#### Written problem
Produce a word-for-word copy of the listing below without its pictures.

#### Stored data entries
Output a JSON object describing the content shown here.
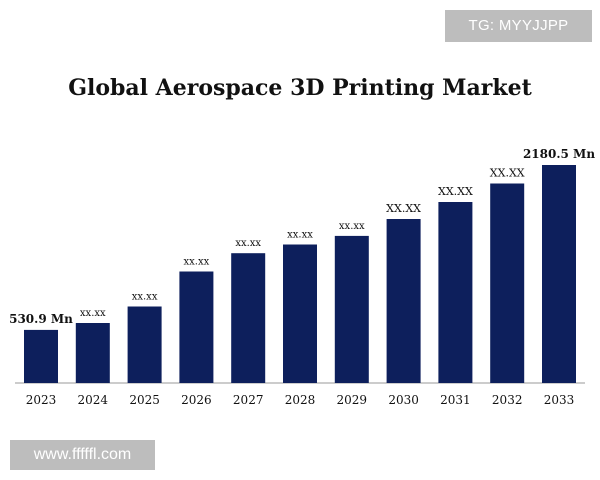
{
  "watermarks": {
    "top": "TG: MYYJJPP",
    "bottom": "www.fffffl.com"
  },
  "chart_data": {
    "type": "bar",
    "title": "Global Aerospace 3D Printing Market",
    "xlabel": "",
    "ylabel": "",
    "categories": [
      "2023",
      "2024",
      "2025",
      "2026",
      "2027",
      "2028",
      "2029",
      "2030",
      "2031",
      "2032",
      "2033"
    ],
    "values": [
      530.9,
      600,
      765,
      1115,
      1298,
      1385,
      1471,
      1640,
      1810,
      1995,
      2180.5
    ],
    "data_labels": [
      "530.9 Mn",
      "xx.xx",
      "xx.xx",
      "xx.xx",
      "xx.xx",
      "xx.xx",
      "xx.xx",
      "XX.XX",
      "XX.XX",
      "XX.XX",
      "2180.5 Mn"
    ],
    "ylim": [
      0,
      2180.5
    ],
    "grid": false,
    "legend": "none",
    "bar_color": "#0d1f5c"
  }
}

#### The completed task
Output a JSON object describing the content shown here.
{
  "watermarks": {
    "top": "TG: MYYJJPP",
    "bottom": "www.fffffl.com"
  },
  "chart_data": {
    "type": "bar",
    "title": "Global Aerospace 3D Printing Market",
    "xlabel": "",
    "ylabel": "",
    "categories": [
      "2023",
      "2024",
      "2025",
      "2026",
      "2027",
      "2028",
      "2029",
      "2030",
      "2031",
      "2032",
      "2033"
    ],
    "values": [
      530.9,
      600,
      765,
      1115,
      1298,
      1385,
      1471,
      1640,
      1810,
      1995,
      2180.5
    ],
    "data_labels": [
      "530.9 Mn",
      "xx.xx",
      "xx.xx",
      "xx.xx",
      "xx.xx",
      "xx.xx",
      "xx.xx",
      "XX.XX",
      "XX.XX",
      "XX.XX",
      "2180.5 Mn"
    ],
    "ylim": [
      0,
      2180.5
    ],
    "grid": false,
    "legend": "none",
    "bar_color": "#0d1f5c"
  }
}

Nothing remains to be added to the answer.